Set exercise
Each record below must be returned exactly as shown.

[Extracted data entries]
━━━━━━━━

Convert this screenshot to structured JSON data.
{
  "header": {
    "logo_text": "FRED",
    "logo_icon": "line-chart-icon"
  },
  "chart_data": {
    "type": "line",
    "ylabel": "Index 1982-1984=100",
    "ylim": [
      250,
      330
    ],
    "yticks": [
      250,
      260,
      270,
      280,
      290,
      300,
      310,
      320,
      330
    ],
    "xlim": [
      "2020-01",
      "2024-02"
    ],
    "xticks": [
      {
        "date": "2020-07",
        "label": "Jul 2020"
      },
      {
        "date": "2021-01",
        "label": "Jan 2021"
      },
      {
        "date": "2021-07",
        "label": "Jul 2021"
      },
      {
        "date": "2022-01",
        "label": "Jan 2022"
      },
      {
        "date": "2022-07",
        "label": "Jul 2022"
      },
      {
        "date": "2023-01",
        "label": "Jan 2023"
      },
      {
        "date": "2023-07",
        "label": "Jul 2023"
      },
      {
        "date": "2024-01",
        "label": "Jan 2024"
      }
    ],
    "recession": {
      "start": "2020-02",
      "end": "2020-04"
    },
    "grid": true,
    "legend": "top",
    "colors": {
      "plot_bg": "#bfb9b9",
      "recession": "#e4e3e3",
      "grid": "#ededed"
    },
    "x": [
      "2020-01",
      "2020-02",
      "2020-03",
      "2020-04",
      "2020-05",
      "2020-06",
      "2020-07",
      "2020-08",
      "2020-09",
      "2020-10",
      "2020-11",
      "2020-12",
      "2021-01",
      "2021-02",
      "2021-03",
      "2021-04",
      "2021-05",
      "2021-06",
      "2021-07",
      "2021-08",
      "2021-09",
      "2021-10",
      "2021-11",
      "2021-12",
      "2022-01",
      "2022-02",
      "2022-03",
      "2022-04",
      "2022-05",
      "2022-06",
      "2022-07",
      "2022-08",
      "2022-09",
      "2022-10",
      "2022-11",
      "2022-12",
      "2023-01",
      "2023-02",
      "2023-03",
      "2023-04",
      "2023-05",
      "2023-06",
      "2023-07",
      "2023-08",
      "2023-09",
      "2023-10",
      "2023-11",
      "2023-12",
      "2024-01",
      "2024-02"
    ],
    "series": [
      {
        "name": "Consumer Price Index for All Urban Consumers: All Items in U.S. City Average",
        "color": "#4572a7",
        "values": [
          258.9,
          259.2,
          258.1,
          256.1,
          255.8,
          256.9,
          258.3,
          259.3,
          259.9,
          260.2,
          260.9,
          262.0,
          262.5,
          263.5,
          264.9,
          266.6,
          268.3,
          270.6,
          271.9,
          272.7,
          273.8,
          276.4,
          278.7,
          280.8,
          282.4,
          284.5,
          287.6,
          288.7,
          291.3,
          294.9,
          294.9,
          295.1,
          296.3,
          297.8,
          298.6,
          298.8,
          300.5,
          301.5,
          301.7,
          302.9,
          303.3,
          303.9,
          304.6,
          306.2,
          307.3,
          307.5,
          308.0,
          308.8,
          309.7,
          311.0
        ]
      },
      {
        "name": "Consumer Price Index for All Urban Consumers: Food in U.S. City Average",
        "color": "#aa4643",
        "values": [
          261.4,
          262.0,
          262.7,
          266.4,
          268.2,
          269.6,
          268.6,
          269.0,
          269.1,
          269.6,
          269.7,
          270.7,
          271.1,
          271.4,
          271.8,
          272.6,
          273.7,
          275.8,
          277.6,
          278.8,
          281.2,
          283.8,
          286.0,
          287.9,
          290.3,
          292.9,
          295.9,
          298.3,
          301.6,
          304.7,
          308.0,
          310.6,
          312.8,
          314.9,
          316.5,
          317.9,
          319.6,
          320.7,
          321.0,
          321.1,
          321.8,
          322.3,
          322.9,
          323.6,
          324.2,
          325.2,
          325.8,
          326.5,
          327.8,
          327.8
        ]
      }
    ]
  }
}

━━━━━━━━

Response to the task
Convert this screenshot to structured JSON data.
{
  "header": {
    "logo_text": "FRED",
    "logo_icon": "line-chart-icon"
  },
  "chart_data": {
    "type": "line",
    "ylabel": "Index 1982-1984=100",
    "ylim": [
      250,
      330
    ],
    "yticks": [
      250,
      260,
      270,
      280,
      290,
      300,
      310,
      320,
      330
    ],
    "xlim": [
      "2020-01",
      "2024-02"
    ],
    "xticks": [
      {
        "date": "2020-07",
        "label": "Jul 2020"
      },
      {
        "date": "2021-01",
        "label": "Jan 2021"
      },
      {
        "date": "2021-07",
        "label": "Jul 2021"
      },
      {
        "date": "2022-01",
        "label": "Jan 2022"
      },
      {
        "date": "2022-07",
        "label": "Jul 2022"
      },
      {
        "date": "2023-01",
        "label": "Jan 2023"
      },
      {
        "date": "2023-07",
        "label": "Jul 2023"
      },
      {
        "date": "2024-01",
        "label": "Jan 2024"
      }
    ],
    "recession": {
      "start": "2020-02",
      "end": "2020-04"
    },
    "grid": true,
    "legend": "top",
    "colors": {
      "plot_bg": "#bfb9b9",
      "recession": "#e4e3e3",
      "grid": "#ededed"
    },
    "x": [
      "2020-01",
      "2020-02",
      "2020-03",
      "2020-04",
      "2020-05",
      "2020-06",
      "2020-07",
      "2020-08",
      "2020-09",
      "2020-10",
      "2020-11",
      "2020-12",
      "2021-01",
      "2021-02",
      "2021-03",
      "2021-04",
      "2021-05",
      "2021-06",
      "2021-07",
      "2021-08",
      "2021-09",
      "2021-10",
      "2021-11",
      "2021-12",
      "2022-01",
      "2022-02",
      "2022-03",
      "2022-04",
      "2022-05",
      "2022-06",
      "2022-07",
      "2022-08",
      "2022-09",
      "2022-10",
      "2022-11",
      "2022-12",
      "2023-01",
      "2023-02",
      "2023-03",
      "2023-04",
      "2023-05",
      "2023-06",
      "2023-07",
      "2023-08",
      "2023-09",
      "2023-10",
      "2023-11",
      "2023-12",
      "2024-01",
      "2024-02"
    ],
    "series": [
      {
        "name": "Consumer Price Index for All Urban Consumers: All Items in U.S. City Average",
        "color": "#4572a7",
        "values": [
          258.9,
          259.2,
          258.1,
          256.1,
          255.8,
          256.9,
          258.3,
          259.3,
          259.9,
          260.2,
          260.9,
          262.0,
          262.5,
          263.5,
          264.9,
          266.6,
          268.3,
          270.6,
          271.9,
          272.7,
          273.8,
          276.4,
          278.7,
          280.8,
          282.4,
          284.5,
          287.6,
          288.7,
          291.3,
          294.9,
          294.9,
          295.1,
          296.3,
          297.8,
          298.6,
          298.8,
          300.5,
          301.5,
          301.7,
          302.9,
          303.3,
          303.9,
          304.6,
          306.2,
          307.3,
          307.5,
          308.0,
          308.8,
          309.7,
          311.0
        ]
      },
      {
        "name": "Consumer Price Index for All Urban Consumers: Food in U.S. City Average",
        "color": "#aa4643",
        "values": [
          261.4,
          262.0,
          262.7,
          266.4,
          268.2,
          269.6,
          268.6,
          269.0,
          269.1,
          269.6,
          269.7,
          270.7,
          271.1,
          271.4,
          271.8,
          272.6,
          273.7,
          275.8,
          277.6,
          278.8,
          281.2,
          283.8,
          286.0,
          287.9,
          290.3,
          292.9,
          295.9,
          298.3,
          301.6,
          304.7,
          308.0,
          310.6,
          312.8,
          314.9,
          316.5,
          317.9,
          319.6,
          320.7,
          321.0,
          321.1,
          321.8,
          322.3,
          322.9,
          323.6,
          324.2,
          325.2,
          325.8,
          326.5,
          327.8,
          327.8
        ]
      }
    ]
  }
}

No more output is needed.